(Goal): Tally the lines below that contain "values". The number is the whole answer.

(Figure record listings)
++++++++++

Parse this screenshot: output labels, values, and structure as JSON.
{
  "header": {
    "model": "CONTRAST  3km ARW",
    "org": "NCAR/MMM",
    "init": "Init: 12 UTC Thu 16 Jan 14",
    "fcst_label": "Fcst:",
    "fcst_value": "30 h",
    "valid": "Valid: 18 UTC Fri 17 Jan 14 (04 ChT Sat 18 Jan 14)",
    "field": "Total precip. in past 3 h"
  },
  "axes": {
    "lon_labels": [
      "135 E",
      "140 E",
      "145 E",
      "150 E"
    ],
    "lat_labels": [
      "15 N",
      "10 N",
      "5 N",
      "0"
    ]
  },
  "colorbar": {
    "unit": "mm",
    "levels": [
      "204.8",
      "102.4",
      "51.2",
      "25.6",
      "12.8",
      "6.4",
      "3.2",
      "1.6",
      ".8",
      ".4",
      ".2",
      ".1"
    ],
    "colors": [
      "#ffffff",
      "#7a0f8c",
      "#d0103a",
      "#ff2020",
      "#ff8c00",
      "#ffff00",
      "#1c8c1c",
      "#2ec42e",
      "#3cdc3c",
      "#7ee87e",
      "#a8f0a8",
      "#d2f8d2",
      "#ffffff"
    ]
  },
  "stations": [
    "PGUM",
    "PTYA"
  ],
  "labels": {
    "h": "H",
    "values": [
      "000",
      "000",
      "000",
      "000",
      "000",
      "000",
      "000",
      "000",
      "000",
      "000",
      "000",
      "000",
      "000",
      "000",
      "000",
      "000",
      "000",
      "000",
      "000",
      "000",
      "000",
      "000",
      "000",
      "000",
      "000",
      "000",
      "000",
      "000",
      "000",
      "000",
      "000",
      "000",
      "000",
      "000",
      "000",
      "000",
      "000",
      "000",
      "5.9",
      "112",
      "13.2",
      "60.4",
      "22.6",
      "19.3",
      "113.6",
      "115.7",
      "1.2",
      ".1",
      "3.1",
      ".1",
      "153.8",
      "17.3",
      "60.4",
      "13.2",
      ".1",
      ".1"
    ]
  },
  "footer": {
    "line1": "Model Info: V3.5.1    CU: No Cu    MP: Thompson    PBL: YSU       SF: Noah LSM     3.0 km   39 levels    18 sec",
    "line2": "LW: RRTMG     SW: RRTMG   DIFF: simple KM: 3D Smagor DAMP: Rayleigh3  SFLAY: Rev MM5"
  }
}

++++++++++

(Finished task): 2